* Start *
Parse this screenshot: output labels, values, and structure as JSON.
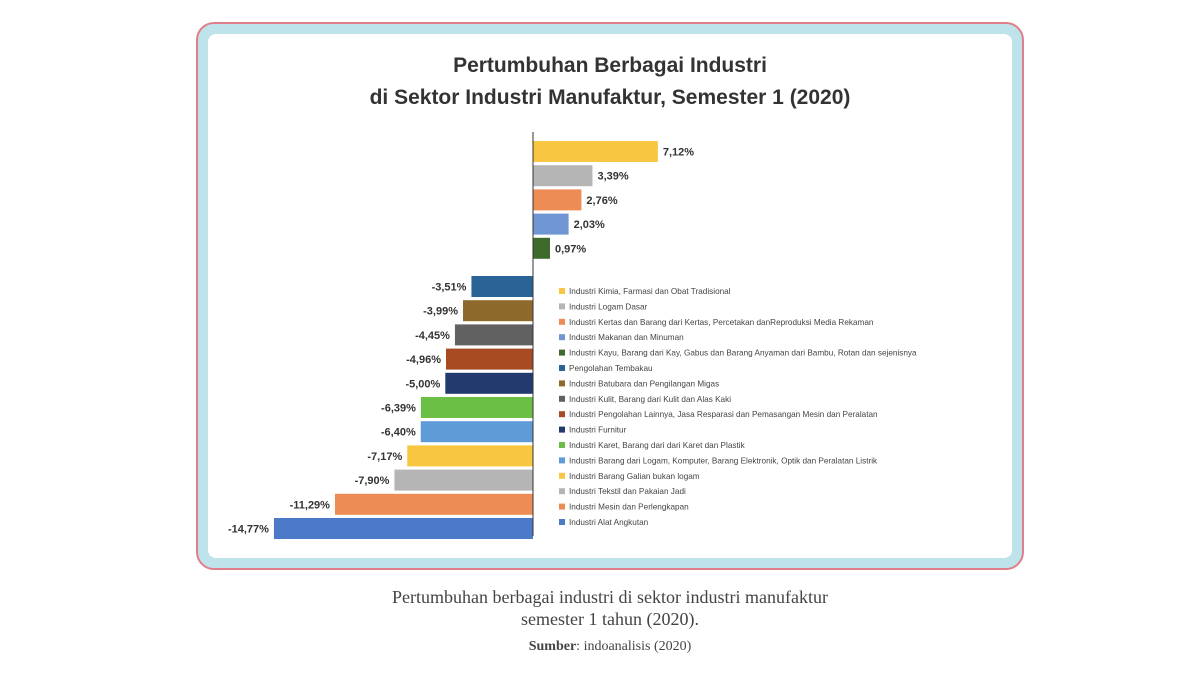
{
  "chart_data": {
    "type": "bar",
    "orientation": "horizontal",
    "title": [
      "Pertumbuhan Berbagai Industri",
      "di Sektor Industri Manufaktur, Semester 1 (2020)"
    ],
    "xlabel": "",
    "ylabel": "",
    "xlim": [
      -14.77,
      7.12
    ],
    "grid": false,
    "legend_position": "right",
    "bars": [
      {
        "value": 7.12,
        "label": "7,12%",
        "color": "#f9c642",
        "legend": "Industri Kimia, Farmasi dan Obat Tradisional"
      },
      {
        "value": 3.39,
        "label": "3,39%",
        "color": "#b5b5b5",
        "legend": "Industri Logam Dasar"
      },
      {
        "value": 2.76,
        "label": "2,76%",
        "color": "#ee8c56",
        "legend": "Industri Kertas dan Barang dari Kertas, Percetakan danReproduksi Media Rekaman"
      },
      {
        "value": 2.03,
        "label": "2,03%",
        "color": "#6f96d2",
        "legend": "Industri Makanan dan Minuman"
      },
      {
        "value": 0.97,
        "label": "0,97%",
        "color": "#3e6b2c",
        "legend": "Industri Kayu, Barang dari Kay, Gabus dan Barang Anyaman dari Bambu, Rotan dan sejenisnya"
      },
      {
        "value": -3.51,
        "label": "-3,51%",
        "color": "#2a6496",
        "legend": "Pengolahan Tembakau"
      },
      {
        "value": -3.99,
        "label": "-3,99%",
        "color": "#8d6a2b",
        "legend": "Industri Batubara dan Pengilangan Migas"
      },
      {
        "value": -4.45,
        "label": "-4,45%",
        "color": "#616161",
        "legend": "Industri Kulit, Barang dari Kulit dan Alas Kaki"
      },
      {
        "value": -4.96,
        "label": "-4,96%",
        "color": "#a84a22",
        "legend": "Industri Pengolahan Lainnya, Jasa Resparasi dan Pemasangan Mesin dan Peralatan"
      },
      {
        "value": -5.0,
        "label": "-5,00%",
        "color": "#233a6e",
        "legend": "Industri Furnitur"
      },
      {
        "value": -6.39,
        "label": "-6,39%",
        "color": "#6cbf45",
        "legend": "Industri Karet, Barang dari dari Karet dan Plastik"
      },
      {
        "value": -6.4,
        "label": "-6,40%",
        "color": "#5f9bd6",
        "legend": "Industri Barang dari Logam, Komputer, Barang Elektronik, Optik dan Peralatan Listrik"
      },
      {
        "value": -7.17,
        "label": "-7,17%",
        "color": "#f9c642",
        "legend": "Industri Barang Galian bukan logam"
      },
      {
        "value": -7.9,
        "label": "-7,90%",
        "color": "#b5b5b5",
        "legend": "Industri Tekstil dan Pakaian Jadi"
      },
      {
        "value": -11.29,
        "label": "-11,29%",
        "color": "#ee8c56",
        "legend": "Industri Mesin dan Perlengkapan"
      },
      {
        "value": -14.77,
        "label": "-14,77%",
        "color": "#4d79c9",
        "legend": "Industri Alat Angkutan"
      }
    ]
  },
  "caption": {
    "line1": "Pertumbuhan berbagai industri di sektor industri manufaktur",
    "line2": "semester 1 tahun (2020)."
  },
  "source": {
    "label": "Sumber",
    "text": "indoanalisis (2020)"
  },
  "colors": {
    "frame_border": "#e07f8a",
    "frame_fill": "#bfe3ea"
  }
}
* End *
- _WHAT TO DO_: Show every line of the listing in which the string "Peralatan" can be found.

- _TASK ANSWER_:
        "legend": "Industri Pengolahan Lainnya, Jasa Resparasi dan Pemasangan Mesin dan Peralatan"
        "legend": "Industri Barang dari Logam, Komputer, Barang Elektronik, Optik dan Peralatan Listrik"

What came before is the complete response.